What is asked:
Your task is to copy the listing exactly. Drop any pictures from the copy.

# Start of Materials provided

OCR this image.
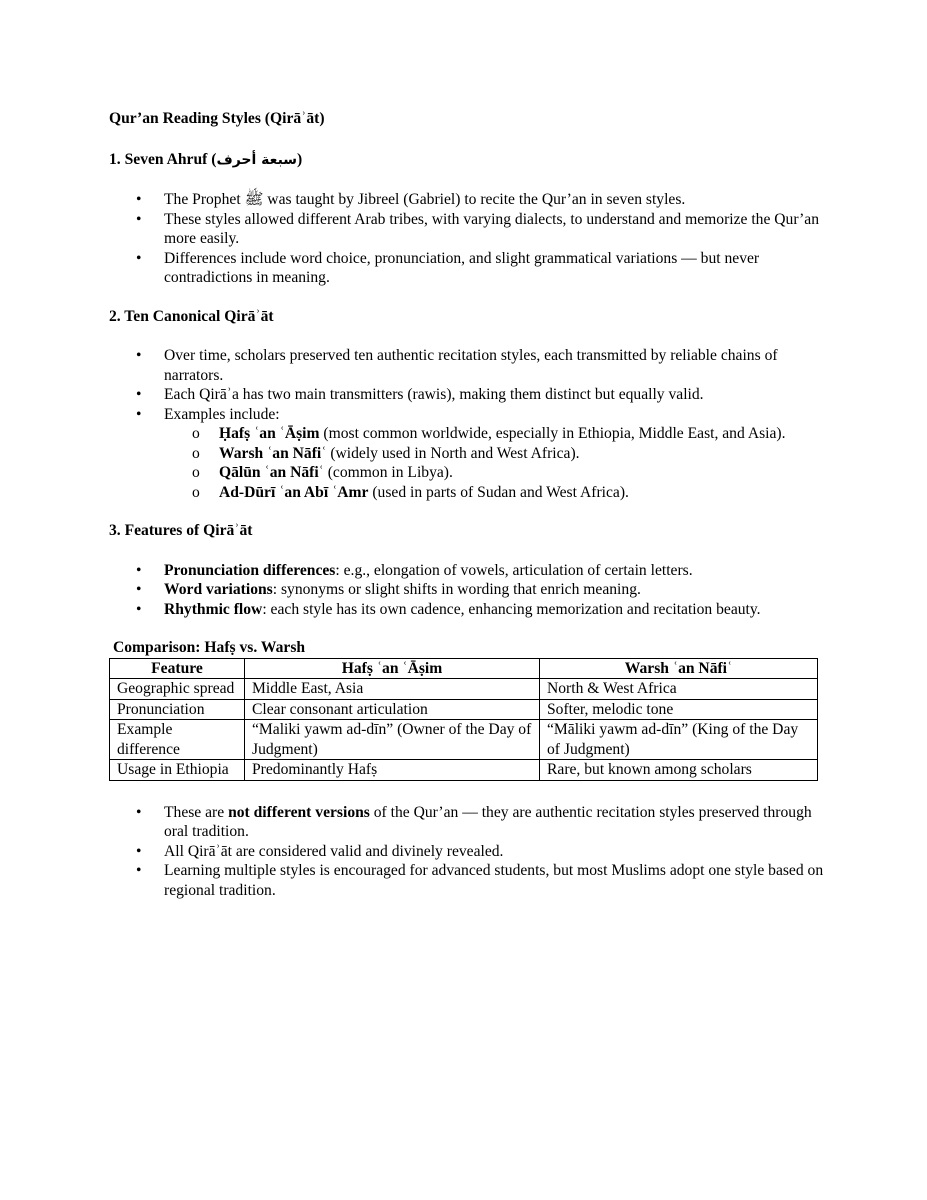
Qur’an Reading Styles (Qirāʾāt)
1. Seven Ahruf (سبعة أحرف)
• The Prophet ﷺ was taught by Jibreel (Gabriel) to recite the Qur’an in seven styles.
• These styles allowed different Arab tribes, with varying dialects, to understand and memorize the Qur’an more easily.
• Differences include word choice, pronunciation, and slight grammatical variations — but never contradictions in meaning.
2. Ten Canonical Qirāʾāt
• Over time, scholars preserved ten authentic recitation styles, each transmitted by reliable chains of narrators.
• Each Qirāʾa has two main transmitters (rawis), making them distinct but equally valid.
• Examples include:
o Ḥafṣ ʿan ʿĀṣim (most common worldwide, especially in Ethiopia, Middle East, and Asia).
o Warsh ʿan Nāfiʿ (widely used in North and West Africa).
o Qālūn ʿan Nāfiʿ (common in Libya).
o Ad-Dūrī ʿan Abī ʿAmr (used in parts of Sudan and West Africa).
3. Features of Qirāʾāt
• Pronunciation differences: e.g., elongation of vowels, articulation of certain letters.
• Word variations: synonyms or slight shifts in wording that enrich meaning.
• Rhythmic flow: each style has its own cadence, enhancing memorization and recitation beauty.
Comparison: Hafṣ vs. Warsh
Feature	Hafṣ ʿan ʿĀṣim	Warsh ʿan Nāfiʿ
Geographic spread	Middle East, Asia	North & West Africa
Pronunciation	Clear consonant articulation	Softer, melodic tone
Example difference	“Maliki yawm ad-dīn” (Owner of the Day of Judgment)	“Māliki yawm ad-dīn” (King of the Day of Judgment)
Usage in Ethiopia	Predominantly Hafṣ	Rare, but known among scholars
• These are not different versions of the Qur’an — they are authentic recitation styles preserved through oral tradition.
• All Qirāʾāt are considered valid and divinely revealed.
• Learning multiple styles is encouraged for advanced students, but most Muslims adopt one style based on regional tradition.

# End of Materials provided

Result:
OCR this image.
Qur’an Reading Styles (Qirāʾāt)
1. Seven Ahruf (سبعة أحرف)
• The Prophet ﷺ was taught by Jibreel (Gabriel) to recite the Qur’an in seven styles.
• These styles allowed different Arab tribes, with varying dialects, to understand and memorize the Qur’an more easily.
• Differences include word choice, pronunciation, and slight grammatical variations — but never contradictions in meaning.
2. Ten Canonical Qirāʾāt
• Over time, scholars preserved ten authentic recitation styles, each transmitted by reliable chains of narrators.
• Each Qirāʾa has two main transmitters (rawis), making them distinct but equally valid.
• Examples include:
o Ḥafṣ ʿan ʿĀṣim (most common worldwide, especially in Ethiopia, Middle East, and Asia).
o Warsh ʿan Nāfiʿ (widely used in North and West Africa).
o Qālūn ʿan Nāfiʿ (common in Libya).
o Ad-Dūrī ʿan Abī ʿAmr (used in parts of Sudan and West Africa).
3. Features of Qirāʾāt
• Pronunciation differences: e.g., elongation of vowels, articulation of certain letters.
• Word variations: synonyms or slight shifts in wording that enrich meaning.
• Rhythmic flow: each style has its own cadence, enhancing memorization and recitation beauty.
Comparison: Hafṣ vs. Warsh
Feature	Hafṣ ʿan ʿĀṣim	Warsh ʿan Nāfiʿ
Geographic spread	Middle East, Asia	North & West Africa
Pronunciation	Clear consonant articulation	Softer, melodic tone
Example difference	“Maliki yawm ad-dīn” (Owner of the Day of Judgment)	“Māliki yawm ad-dīn” (King of the Day of Judgment)
Usage in Ethiopia	Predominantly Hafṣ	Rare, but known among scholars
• These are not different versions of the Qur’an — they are authentic recitation styles preserved through oral tradition.
• All Qirāʾāt are considered valid and divinely revealed.
• Learning multiple styles is encouraged for advanced students, but most Muslims adopt one style based on regional tradition.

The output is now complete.